> Set exercise:
Recast every line of the data below as a Markdown table with the columns Row and Line, numbering the rows and skipping any blank lines. Leave the pictures out.

> Source records:
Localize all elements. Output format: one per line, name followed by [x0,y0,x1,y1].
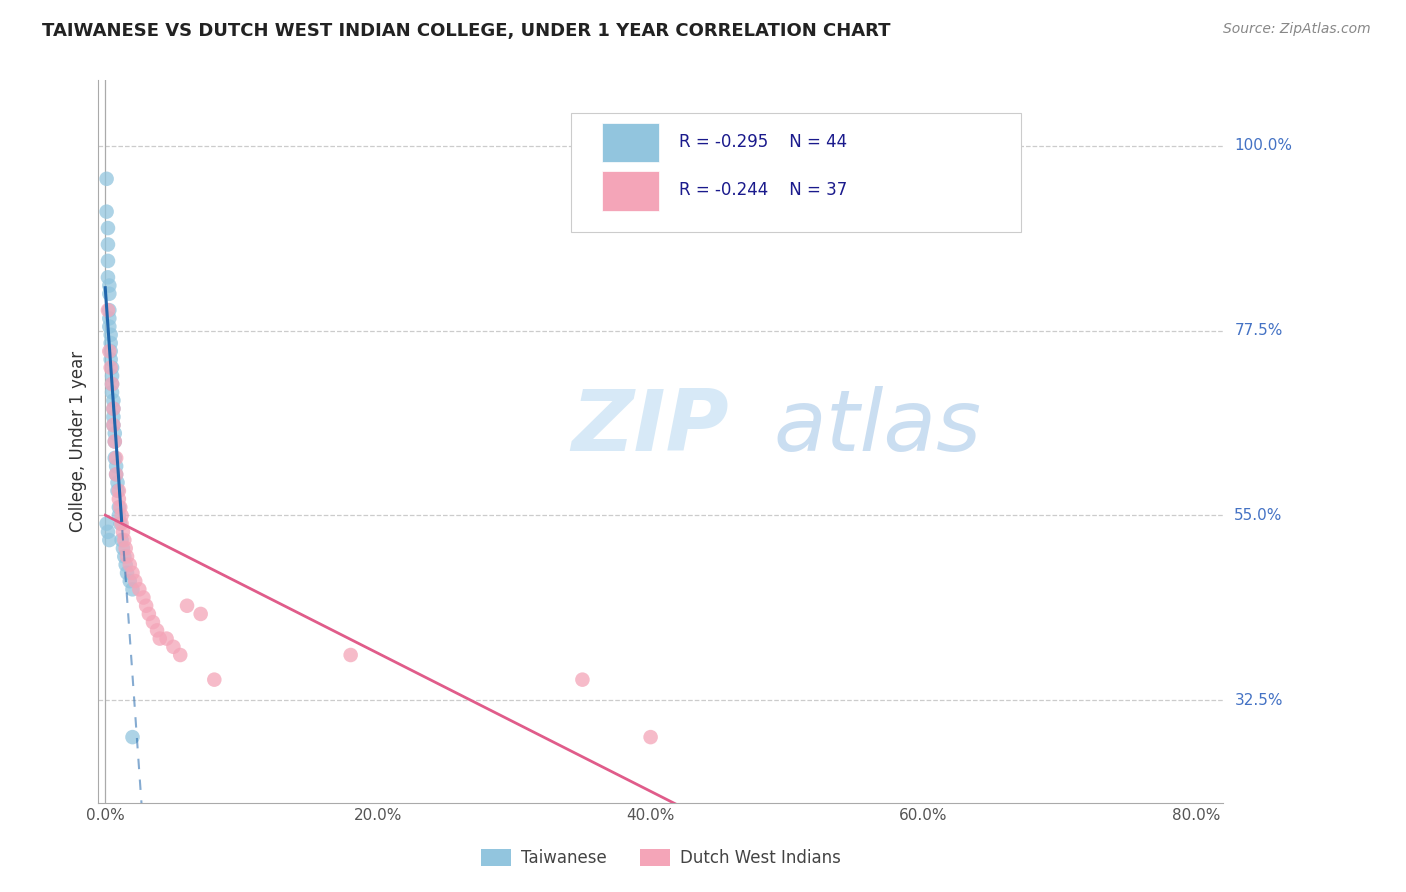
Point [339,648,361,662]
Point [101,360,124,375]
Point [110,533,132,547]
Point [110,516,132,531]
Point [121,582,143,597]
Point [105,467,128,482]
Point [101,368,124,383]
Point [103,401,125,416]
Point [124,574,146,588]
Point [104,434,127,449]
Point [118,558,141,572]
Point [142,615,165,630]
Point [97,221,120,235]
FancyBboxPatch shape [602,122,658,162]
Point [146,624,169,638]
Text: R = -0.244    N = 37: R = -0.244 N = 37 [679,181,846,199]
Point [100,344,122,359]
Point [107,475,129,490]
Point [121,730,143,744]
Text: 100.0%: 100.0% [1234,138,1292,153]
Point [98,311,121,326]
Point [110,516,132,531]
Point [104,450,127,465]
Text: atlas: atlas [773,385,981,468]
Text: TAIWANESE VS DUTCH WEST INDIAN COLLEGE, UNDER 1 YEAR CORRELATION CHART: TAIWANESE VS DUTCH WEST INDIAN COLLEGE, … [42,22,890,40]
Point [97,237,120,252]
Point [114,558,136,572]
Point [118,574,141,588]
Point [128,582,150,597]
Point [98,319,121,334]
Point [112,549,135,564]
Text: 77.5%: 77.5% [1234,323,1282,338]
Point [103,418,125,433]
Point [98,286,121,301]
Point [138,607,160,621]
Point [100,352,122,367]
Point [132,591,155,605]
Point [96,516,118,531]
Point [135,599,157,613]
Point [98,344,121,359]
Point [571,673,593,687]
Point [190,607,212,621]
Point [105,459,128,474]
Point [121,566,143,580]
Point [108,483,131,498]
Point [104,426,127,441]
Point [97,303,120,318]
Point [105,450,128,465]
FancyBboxPatch shape [602,170,658,211]
Point [114,541,136,556]
Point [112,533,135,547]
Point [98,278,121,293]
Point [107,483,129,498]
Point [115,549,138,564]
Point [176,599,198,613]
Legend: Taiwanese, Dutch West Indians: Taiwanese, Dutch West Indians [474,842,848,874]
Point [101,377,124,392]
Text: Source: ZipAtlas.com: Source: ZipAtlas.com [1223,22,1371,37]
Text: R = -0.295    N = 44: R = -0.295 N = 44 [679,133,846,151]
Point [97,524,120,539]
Point [105,467,128,482]
Point [149,632,172,646]
Y-axis label: College, Under 1 year: College, Under 1 year [69,351,87,533]
Point [108,491,131,506]
Point [101,377,124,392]
Text: 32.5%: 32.5% [1234,693,1282,707]
Point [98,303,121,318]
Point [100,360,122,375]
Point [96,204,118,219]
Point [111,541,134,556]
Point [101,385,124,400]
Point [104,434,127,449]
Point [162,640,184,654]
Point [103,418,125,433]
Point [108,500,131,515]
FancyBboxPatch shape [571,112,1021,232]
Point [640,730,662,744]
Text: ZIP: ZIP [571,385,728,468]
Point [97,253,120,268]
Point [115,566,138,580]
Point [97,270,120,285]
Point [103,393,125,408]
Point [100,327,122,342]
Point [202,673,225,687]
Point [98,533,121,547]
Point [110,500,132,515]
Point [103,409,125,424]
Point [111,524,134,539]
Point [169,648,191,662]
Point [103,401,125,416]
Text: 55.0%: 55.0% [1234,508,1282,523]
Point [108,508,131,523]
Point [155,632,177,646]
Point [100,336,122,351]
Point [96,171,118,186]
Point [110,508,132,523]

> Result:
| Row | Line |
|---|---|
| 1 | Localize all elements. Output format: one per line, name followed by [x0,y0,x1,y1]. |
| 2 | Point [339,648,361,662] |
| 3 | Point [101,360,124,375] |
| 4 | Point [110,533,132,547] |
| 5 | Point [110,516,132,531] |
| 6 | Point [121,582,143,597] |
| 7 | Point [105,467,128,482] |
| 8 | Point [101,368,124,383] |
| 9 | Point [103,401,125,416] |
| 10 | Point [124,574,146,588] |
| 11 | Point [104,434,127,449] |
| 12 | Point [118,558,141,572] |
| 13 | Point [142,615,165,630] |
| 14 | Point [97,221,120,235] |
| 15 | FancyBboxPatch shape [602,122,658,162] |
| 16 | Point [146,624,169,638] |
| 17 | Text: R = -0.244    N = 37: R = -0.244 N = 37 [679,181,846,199] |
| 18 | Point [100,344,122,359] |
| 19 | Point [107,475,129,490] |
| 20 | Point [121,730,143,744] |
| 21 | Text: 100.0%: 100.0% [1234,138,1292,153] |
| 22 | Point [98,311,121,326] |
| 23 | Point [110,516,132,531] |
| 24 | Point [104,450,127,465] |
| 25 | Text: atlas: atlas [773,385,981,468] |
| 26 | Text: TAIWANESE VS DUTCH WEST INDIAN COLLEGE, UNDER 1 YEAR CORRELATION CHART: TAIWANESE VS DUTCH WEST INDIAN COLLEGE, … [42,22,890,40] |
| 27 | Point [97,237,120,252] |
| 28 | Point [114,558,136,572] |
| 29 | Point [118,574,141,588] |
| 30 | Point [128,582,150,597] |
| 31 | Point [98,319,121,334] |
| 32 | Point [112,549,135,564] |
| 33 | Text: 77.5%: 77.5% [1234,323,1282,338] |
| 34 | Point [103,418,125,433] |
| 35 | Point [98,286,121,301] |
| 36 | Point [138,607,160,621] |
| 37 | Point [100,352,122,367] |
| 38 | Point [132,591,155,605] |
| 39 | Point [96,516,118,531] |
| 40 | Point [135,599,157,613] |
| 41 | Point [98,344,121,359] |
| 42 | Point [571,673,593,687] |
| 43 | Point [190,607,212,621] |
| 44 | Point [105,459,128,474] |
| 45 | Point [121,566,143,580] |
| 46 | Point [108,483,131,498] |
| 47 | Point [104,426,127,441] |
| 48 | Point [97,303,120,318] |
| 49 | Point [105,450,128,465] |
| 50 | FancyBboxPatch shape [602,170,658,211] |
| 51 | Point [114,541,136,556] |
| 52 | Point [112,533,135,547] |
| 53 | Point [98,278,121,293] |
| 54 | Point [107,483,129,498] |
| 55 | Point [115,549,138,564] |
| 56 | Point [176,599,198,613] |
| 57 | Legend: Taiwanese, Dutch West Indians: Taiwanese, Dutch West Indians [474,842,848,874] |
| 58 | Point [101,377,124,392] |
| 59 | Text: Source: ZipAtlas.com: Source: ZipAtlas.com [1223,22,1371,37] |
| 60 | Text: R = -0.295    N = 44: R = -0.295 N = 44 [679,133,846,151] |
| 61 | Point [97,524,120,539] |
| 62 | Point [105,467,128,482] |
| 63 | Point [149,632,172,646] |
| 64 | Y-axis label: College, Under 1 year: College, Under 1 year [69,351,87,533] |
| 65 | Point [108,491,131,506] |
| 66 | Point [101,377,124,392] |
| 67 | Text: 32.5%: 32.5% [1234,693,1282,707] |
| 68 | Point [98,303,121,318] |
| 69 | Point [100,360,122,375] |
| 70 | Point [96,204,118,219] |
| 71 | Point [111,541,134,556] |
| 72 | Point [101,385,124,400] |
| 73 | Point [104,434,127,449] |
| 74 | Point [162,640,184,654] |
| 75 | Point [103,418,125,433] |
| 76 | Point [108,500,131,515] |
| 77 | FancyBboxPatch shape [571,112,1021,232] |
| 78 | Point [640,730,662,744] |
| 79 | Text: ZIP: ZIP [571,385,728,468] |
| 80 | Point [97,253,120,268] |
| 81 | Point [115,566,138,580] |
| 82 | Point [97,270,120,285] |
| 83 | Point [103,393,125,408] |
| 84 | Point [100,327,122,342] |
| 85 | Point [202,673,225,687] |
| 86 | Point [98,533,121,547] |
| 87 | Point [110,500,132,515] |
| 88 | Point [103,409,125,424] |
| 89 | Point [111,524,134,539] |
| 90 | Point [169,648,191,662] |
| 91 | Point [103,401,125,416] |
| 92 | Text: 55.0%: 55.0% [1234,508,1282,523] |
| 93 | Point [108,508,131,523] |
| 94 | Point [155,632,177,646] |
| 95 | Point [100,336,122,351] |
| 96 | Point [96,171,118,186] |
| 97 | Point [110,508,132,523] |